GOAL OF THE EXERCISE: Copy every line of the listing exactly.

EXERCISE INPUT:
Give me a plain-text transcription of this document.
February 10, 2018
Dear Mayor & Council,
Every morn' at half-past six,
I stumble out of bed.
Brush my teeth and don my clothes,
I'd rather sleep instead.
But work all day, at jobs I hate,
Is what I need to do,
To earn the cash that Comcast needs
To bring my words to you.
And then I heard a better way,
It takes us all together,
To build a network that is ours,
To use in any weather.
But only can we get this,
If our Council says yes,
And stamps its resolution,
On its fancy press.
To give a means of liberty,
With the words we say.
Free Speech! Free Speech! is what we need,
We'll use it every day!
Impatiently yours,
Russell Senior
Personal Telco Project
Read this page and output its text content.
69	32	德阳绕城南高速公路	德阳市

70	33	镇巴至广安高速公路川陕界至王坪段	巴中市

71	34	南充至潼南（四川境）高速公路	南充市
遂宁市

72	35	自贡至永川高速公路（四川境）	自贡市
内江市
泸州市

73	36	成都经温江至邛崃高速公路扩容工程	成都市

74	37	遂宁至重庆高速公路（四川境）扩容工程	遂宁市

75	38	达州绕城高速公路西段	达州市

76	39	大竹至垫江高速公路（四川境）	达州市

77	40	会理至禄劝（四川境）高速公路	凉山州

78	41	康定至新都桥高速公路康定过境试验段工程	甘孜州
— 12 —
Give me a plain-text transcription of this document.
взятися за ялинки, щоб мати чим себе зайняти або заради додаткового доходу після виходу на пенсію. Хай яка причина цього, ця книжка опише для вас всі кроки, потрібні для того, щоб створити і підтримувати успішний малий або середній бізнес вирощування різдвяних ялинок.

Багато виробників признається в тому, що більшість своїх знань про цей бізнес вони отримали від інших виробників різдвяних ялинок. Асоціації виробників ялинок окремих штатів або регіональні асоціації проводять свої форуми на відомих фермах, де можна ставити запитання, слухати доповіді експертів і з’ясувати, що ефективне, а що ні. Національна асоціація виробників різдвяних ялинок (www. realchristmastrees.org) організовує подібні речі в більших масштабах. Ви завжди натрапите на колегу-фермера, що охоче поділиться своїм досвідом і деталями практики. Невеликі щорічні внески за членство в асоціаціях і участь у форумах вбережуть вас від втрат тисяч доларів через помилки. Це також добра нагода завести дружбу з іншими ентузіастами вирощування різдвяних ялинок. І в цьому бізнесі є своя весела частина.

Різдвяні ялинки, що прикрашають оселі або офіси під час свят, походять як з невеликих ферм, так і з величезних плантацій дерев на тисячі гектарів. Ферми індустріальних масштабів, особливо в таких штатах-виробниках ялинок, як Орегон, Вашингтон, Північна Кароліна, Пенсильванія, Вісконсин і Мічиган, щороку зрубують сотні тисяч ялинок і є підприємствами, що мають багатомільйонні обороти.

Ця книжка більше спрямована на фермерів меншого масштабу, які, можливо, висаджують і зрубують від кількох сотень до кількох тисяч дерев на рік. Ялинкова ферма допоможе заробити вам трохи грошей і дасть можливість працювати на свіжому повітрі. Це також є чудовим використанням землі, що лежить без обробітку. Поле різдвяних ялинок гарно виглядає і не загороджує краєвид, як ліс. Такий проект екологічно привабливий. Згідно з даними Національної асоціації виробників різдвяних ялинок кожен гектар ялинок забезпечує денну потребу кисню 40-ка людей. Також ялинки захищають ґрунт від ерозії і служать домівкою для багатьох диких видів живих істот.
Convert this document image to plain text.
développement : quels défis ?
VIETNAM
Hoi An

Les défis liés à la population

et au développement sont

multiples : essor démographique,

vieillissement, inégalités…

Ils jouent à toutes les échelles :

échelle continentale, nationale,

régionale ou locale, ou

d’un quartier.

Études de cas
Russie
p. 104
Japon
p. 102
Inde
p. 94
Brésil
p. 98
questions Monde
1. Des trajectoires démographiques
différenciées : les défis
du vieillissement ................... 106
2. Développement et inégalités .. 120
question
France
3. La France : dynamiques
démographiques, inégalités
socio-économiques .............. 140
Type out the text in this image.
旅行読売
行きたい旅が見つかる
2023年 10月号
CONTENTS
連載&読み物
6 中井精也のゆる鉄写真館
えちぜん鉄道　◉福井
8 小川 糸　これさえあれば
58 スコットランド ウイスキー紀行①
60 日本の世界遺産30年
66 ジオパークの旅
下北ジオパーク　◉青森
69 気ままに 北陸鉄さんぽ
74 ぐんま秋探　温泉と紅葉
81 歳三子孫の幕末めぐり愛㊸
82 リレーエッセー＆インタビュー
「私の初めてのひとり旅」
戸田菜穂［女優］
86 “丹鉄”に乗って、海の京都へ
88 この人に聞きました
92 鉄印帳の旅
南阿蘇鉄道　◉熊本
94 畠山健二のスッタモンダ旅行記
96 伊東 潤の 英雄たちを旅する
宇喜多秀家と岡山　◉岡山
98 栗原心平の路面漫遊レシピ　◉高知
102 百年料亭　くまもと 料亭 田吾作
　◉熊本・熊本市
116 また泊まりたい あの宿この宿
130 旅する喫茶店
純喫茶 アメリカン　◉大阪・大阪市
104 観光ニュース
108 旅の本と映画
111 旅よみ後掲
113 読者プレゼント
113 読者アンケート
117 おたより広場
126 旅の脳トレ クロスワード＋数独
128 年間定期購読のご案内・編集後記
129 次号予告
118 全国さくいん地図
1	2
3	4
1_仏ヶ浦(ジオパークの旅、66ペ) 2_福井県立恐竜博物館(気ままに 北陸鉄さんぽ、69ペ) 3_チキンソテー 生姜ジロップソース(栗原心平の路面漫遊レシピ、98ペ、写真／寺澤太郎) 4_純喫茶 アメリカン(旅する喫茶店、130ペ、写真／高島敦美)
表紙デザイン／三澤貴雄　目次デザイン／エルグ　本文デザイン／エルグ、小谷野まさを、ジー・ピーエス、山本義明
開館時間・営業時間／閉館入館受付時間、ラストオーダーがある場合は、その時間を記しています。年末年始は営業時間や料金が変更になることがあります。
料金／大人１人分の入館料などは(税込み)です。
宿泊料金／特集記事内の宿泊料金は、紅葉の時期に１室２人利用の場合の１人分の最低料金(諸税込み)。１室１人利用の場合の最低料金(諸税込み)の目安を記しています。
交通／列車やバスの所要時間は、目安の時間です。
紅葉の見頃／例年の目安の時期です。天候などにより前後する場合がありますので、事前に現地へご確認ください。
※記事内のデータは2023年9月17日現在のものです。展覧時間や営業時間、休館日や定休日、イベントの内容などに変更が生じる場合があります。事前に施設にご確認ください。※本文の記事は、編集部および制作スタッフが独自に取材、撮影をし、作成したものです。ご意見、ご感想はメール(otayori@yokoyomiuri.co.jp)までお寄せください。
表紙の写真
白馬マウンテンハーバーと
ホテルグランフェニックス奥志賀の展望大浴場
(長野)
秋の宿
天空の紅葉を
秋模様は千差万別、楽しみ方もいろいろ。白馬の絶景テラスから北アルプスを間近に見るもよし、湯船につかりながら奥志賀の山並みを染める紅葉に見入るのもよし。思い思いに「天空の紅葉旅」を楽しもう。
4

EXERCISE RESPONSE:
Give me a plain-text transcription of this document.
February 10, 2018
Dear Mayor & Council,
Every morn' at half-past six,
I stumble out of bed.
Brush my teeth and don my clothes,
I'd rather sleep instead.
But work all day, at jobs I hate,
Is what I need to do,
To earn the cash that Comcast needs
To bring my words to you.
And then I heard a better way,
It takes us all together,
To build a network that is ours,
To use in any weather.
But only can we get this,
If our Council says yes,
And stamps its resolution,
On its fancy press.
To give a means of liberty,
With the words we say.
Free Speech! Free Speech! is what we need,
We'll use it every day!
Impatiently yours,
Russell Senior
Personal Telco Project
Read this page and output its text content.
69	32	德阳绕城南高速公路	德阳市

70	33	镇巴至广安高速公路川陕界至王坪段	巴中市

71	34	南充至潼南（四川境）高速公路	南充市
遂宁市

72	35	自贡至永川高速公路（四川境）	自贡市
内江市
泸州市

73	36	成都经温江至邛崃高速公路扩容工程	成都市

74	37	遂宁至重庆高速公路（四川境）扩容工程	遂宁市

75	38	达州绕城高速公路西段	达州市

76	39	大竹至垫江高速公路（四川境）	达州市

77	40	会理至禄劝（四川境）高速公路	凉山州

78	41	康定至新都桥高速公路康定过境试验段工程	甘孜州
— 12 —
Give me a plain-text transcription of this document.
взятися за ялинки, щоб мати чим себе зайняти або заради додаткового доходу після виходу на пенсію. Хай яка причина цього, ця книжка опише для вас всі кроки, потрібні для того, щоб створити і підтримувати успішний малий або середній бізнес вирощування різдвяних ялинок.

Багато виробників признається в тому, що більшість своїх знань про цей бізнес вони отримали від інших виробників різдвяних ялинок. Асоціації виробників ялинок окремих штатів або регіональні асоціації проводять свої форуми на відомих фермах, де можна ставити запитання, слухати доповіді експертів і з’ясувати, що ефективне, а що ні. Національна асоціація виробників різдвяних ялинок (www. realchristmastrees.org) організовує подібні речі в більших масштабах. Ви завжди натрапите на колегу-фермера, що охоче поділиться своїм досвідом і деталями практики. Невеликі щорічні внески за членство в асоціаціях і участь у форумах вбережуть вас від втрат тисяч доларів через помилки. Це також добра нагода завести дружбу з іншими ентузіастами вирощування різдвяних ялинок. І в цьому бізнесі є своя весела частина.

Різдвяні ялинки, що прикрашають оселі або офіси під час свят, походять як з невеликих ферм, так і з величезних плантацій дерев на тисячі гектарів. Ферми індустріальних масштабів, особливо в таких штатах-виробниках ялинок, як Орегон, Вашингтон, Північна Кароліна, Пенсильванія, Вісконсин і Мічиган, щороку зрубують сотні тисяч ялинок і є підприємствами, що мають багатомільйонні обороти.

Ця книжка більше спрямована на фермерів меншого масштабу, які, можливо, висаджують і зрубують від кількох сотень до кількох тисяч дерев на рік. Ялинкова ферма допоможе заробити вам трохи грошей і дасть можливість працювати на свіжому повітрі. Це також є чудовим використанням землі, що лежить без обробітку. Поле різдвяних ялинок гарно виглядає і не загороджує краєвид, як ліс. Такий проект екологічно привабливий. Згідно з даними Національної асоціації виробників різдвяних ялинок кожен гектар ялинок забезпечує денну потребу кисню 40-ка людей. Також ялинки захищають ґрунт від ерозії і служать домівкою для багатьох диких видів живих істот.
Convert this document image to plain text.
développement : quels défis ?
VIETNAM
Hoi An

Les défis liés à la population

et au développement sont

multiples : essor démographique,

vieillissement, inégalités…

Ils jouent à toutes les échelles :

échelle continentale, nationale,

régionale ou locale, ou

d’un quartier.

Études de cas
Russie
p. 104
Japon
p. 102
Inde
p. 94
Brésil
p. 98
questions Monde
1. Des trajectoires démographiques
différenciées : les défis
du vieillissement ................... 106
2. Développement et inégalités .. 120
question
France
3. La France : dynamiques
démographiques, inégalités
socio-économiques .............. 140
Type out the text in this image.
旅行読売
行きたい旅が見つかる
2023年 10月号
CONTENTS
連載&読み物
6 中井精也のゆる鉄写真館
えちぜん鉄道　◉福井
8 小川 糸　これさえあれば
58 スコットランド ウイスキー紀行①
60 日本の世界遺産30年
66 ジオパークの旅
下北ジオパーク　◉青森
69 気ままに 北陸鉄さんぽ
74 ぐんま秋探　温泉と紅葉
81 歳三子孫の幕末めぐり愛㊸
82 リレーエッセー＆インタビュー
「私の初めてのひとり旅」
戸田菜穂［女優］
86 “丹鉄”に乗って、海の京都へ
88 この人に聞きました
92 鉄印帳の旅
南阿蘇鉄道　◉熊本
94 畠山健二のスッタモンダ旅行記
96 伊東 潤の 英雄たちを旅する
宇喜多秀家と岡山　◉岡山
98 栗原心平の路面漫遊レシピ　◉高知
102 百年料亭　くまもと 料亭 田吾作
　◉熊本・熊本市
116 また泊まりたい あの宿この宿
130 旅する喫茶店
純喫茶 アメリカン　◉大阪・大阪市
104 観光ニュース
108 旅の本と映画
111 旅よみ後掲
113 読者プレゼント
113 読者アンケート
117 おたより広場
126 旅の脳トレ クロスワード＋数独
128 年間定期購読のご案内・編集後記
129 次号予告
118 全国さくいん地図
1	2
3	4
1_仏ヶ浦(ジオパークの旅、66ペ) 2_福井県立恐竜博物館(気ままに 北陸鉄さんぽ、69ペ) 3_チキンソテー 生姜ジロップソース(栗原心平の路面漫遊レシピ、98ペ、写真／寺澤太郎) 4_純喫茶 アメリカン(旅する喫茶店、130ペ、写真／高島敦美)
表紙デザイン／三澤貴雄　目次デザイン／エルグ　本文デザイン／エルグ、小谷野まさを、ジー・ピーエス、山本義明
開館時間・営業時間／閉館入館受付時間、ラストオーダーがある場合は、その時間を記しています。年末年始は営業時間や料金が変更になることがあります。
料金／大人１人分の入館料などは(税込み)です。
宿泊料金／特集記事内の宿泊料金は、紅葉の時期に１室２人利用の場合の１人分の最低料金(諸税込み)。１室１人利用の場合の最低料金(諸税込み)の目安を記しています。
交通／列車やバスの所要時間は、目安の時間です。
紅葉の見頃／例年の目安の時期です。天候などにより前後する場合がありますので、事前に現地へご確認ください。
※記事内のデータは2023年9月17日現在のものです。展覧時間や営業時間、休館日や定休日、イベントの内容などに変更が生じる場合があります。事前に施設にご確認ください。※本文の記事は、編集部および制作スタッフが独自に取材、撮影をし、作成したものです。ご意見、ご感想はメール(otayori@yokoyomiuri.co.jp)までお寄せください。
表紙の写真
白馬マウンテンハーバーと
ホテルグランフェニックス奥志賀の展望大浴場
(長野)
秋の宿
天空の紅葉を
秋模様は千差万別、楽しみ方もいろいろ。白馬の絶景テラスから北アルプスを間近に見るもよし、湯船につかりながら奥志賀の山並みを染める紅葉に見入るのもよし。思い思いに「天空の紅葉旅」を楽しもう。
4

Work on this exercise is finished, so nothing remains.